### Work required
Print out every record exactly as it appears.

Extracted records

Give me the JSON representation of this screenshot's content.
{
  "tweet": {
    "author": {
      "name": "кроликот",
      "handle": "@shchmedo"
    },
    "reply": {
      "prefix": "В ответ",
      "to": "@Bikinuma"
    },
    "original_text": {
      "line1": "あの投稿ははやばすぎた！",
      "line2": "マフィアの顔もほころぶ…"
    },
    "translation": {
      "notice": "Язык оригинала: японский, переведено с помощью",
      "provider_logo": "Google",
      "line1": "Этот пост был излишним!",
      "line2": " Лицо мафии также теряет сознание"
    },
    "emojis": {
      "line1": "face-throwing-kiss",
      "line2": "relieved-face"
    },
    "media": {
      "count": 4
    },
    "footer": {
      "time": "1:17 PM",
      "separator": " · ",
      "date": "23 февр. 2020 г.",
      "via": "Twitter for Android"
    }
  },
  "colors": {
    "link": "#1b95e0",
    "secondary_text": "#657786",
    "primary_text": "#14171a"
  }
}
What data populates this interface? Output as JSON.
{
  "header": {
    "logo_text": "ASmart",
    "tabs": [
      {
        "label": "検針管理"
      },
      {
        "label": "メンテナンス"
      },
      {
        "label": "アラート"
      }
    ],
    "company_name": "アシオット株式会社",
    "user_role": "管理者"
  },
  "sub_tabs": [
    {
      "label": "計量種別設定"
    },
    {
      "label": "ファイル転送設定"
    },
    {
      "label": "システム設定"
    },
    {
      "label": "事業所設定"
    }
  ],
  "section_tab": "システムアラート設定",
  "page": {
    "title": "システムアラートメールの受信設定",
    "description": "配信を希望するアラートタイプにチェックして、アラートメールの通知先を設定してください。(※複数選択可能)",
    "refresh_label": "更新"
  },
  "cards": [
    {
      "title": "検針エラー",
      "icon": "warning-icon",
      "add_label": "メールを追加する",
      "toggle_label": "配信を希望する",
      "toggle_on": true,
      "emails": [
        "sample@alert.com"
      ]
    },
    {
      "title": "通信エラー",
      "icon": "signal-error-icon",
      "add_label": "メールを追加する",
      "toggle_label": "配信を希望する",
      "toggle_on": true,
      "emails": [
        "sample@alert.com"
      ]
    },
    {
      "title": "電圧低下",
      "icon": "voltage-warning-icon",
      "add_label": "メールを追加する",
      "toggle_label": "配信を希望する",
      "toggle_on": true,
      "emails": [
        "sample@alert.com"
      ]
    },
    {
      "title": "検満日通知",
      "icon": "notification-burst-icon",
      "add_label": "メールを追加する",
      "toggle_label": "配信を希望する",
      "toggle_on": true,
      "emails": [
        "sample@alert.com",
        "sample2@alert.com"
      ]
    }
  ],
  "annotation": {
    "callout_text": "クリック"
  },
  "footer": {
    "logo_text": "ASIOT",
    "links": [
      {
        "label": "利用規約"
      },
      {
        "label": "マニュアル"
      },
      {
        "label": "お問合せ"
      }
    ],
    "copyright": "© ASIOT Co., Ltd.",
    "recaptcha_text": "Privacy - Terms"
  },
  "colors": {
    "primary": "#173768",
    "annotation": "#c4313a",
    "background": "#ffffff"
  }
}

### Response for this exercise
Give me the JSON representation of this screenshot's content.
{
  "tweet": {
    "author": {
      "name": "кроликот",
      "handle": "@shchmedo"
    },
    "reply": {
      "prefix": "В ответ",
      "to": "@Bikinuma"
    },
    "original_text": {
      "line1": "あの投稿ははやばすぎた！",
      "line2": "マフィアの顔もほころぶ…"
    },
    "translation": {
      "notice": "Язык оригинала: японский, переведено с помощью",
      "provider_logo": "Google",
      "line1": "Этот пост был излишним!",
      "line2": " Лицо мафии также теряет сознание"
    },
    "emojis": {
      "line1": "face-throwing-kiss",
      "line2": "relieved-face"
    },
    "media": {
      "count": 4
    },
    "footer": {
      "time": "1:17 PM",
      "separator": " · ",
      "date": "23 февр. 2020 г.",
      "via": "Twitter for Android"
    }
  },
  "colors": {
    "link": "#1b95e0",
    "secondary_text": "#657786",
    "primary_text": "#14171a"
  }
}
What data populates this interface? Output as JSON.
{
  "header": {
    "logo_text": "ASmart",
    "tabs": [
      {
        "label": "検針管理"
      },
      {
        "label": "メンテナンス"
      },
      {
        "label": "アラート"
      }
    ],
    "company_name": "アシオット株式会社",
    "user_role": "管理者"
  },
  "sub_tabs": [
    {
      "label": "計量種別設定"
    },
    {
      "label": "ファイル転送設定"
    },
    {
      "label": "システム設定"
    },
    {
      "label": "事業所設定"
    }
  ],
  "section_tab": "システムアラート設定",
  "page": {
    "title": "システムアラートメールの受信設定",
    "description": "配信を希望するアラートタイプにチェックして、アラートメールの通知先を設定してください。(※複数選択可能)",
    "refresh_label": "更新"
  },
  "cards": [
    {
      "title": "検針エラー",
      "icon": "warning-icon",
      "add_label": "メールを追加する",
      "toggle_label": "配信を希望する",
      "toggle_on": true,
      "emails": [
        "sample@alert.com"
      ]
    },
    {
      "title": "通信エラー",
      "icon": "signal-error-icon",
      "add_label": "メールを追加する",
      "toggle_label": "配信を希望する",
      "toggle_on": true,
      "emails": [
        "sample@alert.com"
      ]
    },
    {
      "title": "電圧低下",
      "icon": "voltage-warning-icon",
      "add_label": "メールを追加する",
      "toggle_label": "配信を希望する",
      "toggle_on": true,
      "emails": [
        "sample@alert.com"
      ]
    },
    {
      "title": "検満日通知",
      "icon": "notification-burst-icon",
      "add_label": "メールを追加する",
      "toggle_label": "配信を希望する",
      "toggle_on": true,
      "emails": [
        "sample@alert.com",
        "sample2@alert.com"
      ]
    }
  ],
  "annotation": {
    "callout_text": "クリック"
  },
  "footer": {
    "logo_text": "ASIOT",
    "links": [
      {
        "label": "利用規約"
      },
      {
        "label": "マニュアル"
      },
      {
        "label": "お問合せ"
      }
    ],
    "copyright": "© ASIOT Co., Ltd.",
    "recaptcha_text": "Privacy - Terms"
  },
  "colors": {
    "primary": "#173768",
    "annotation": "#c4313a",
    "background": "#ffffff"
  }
}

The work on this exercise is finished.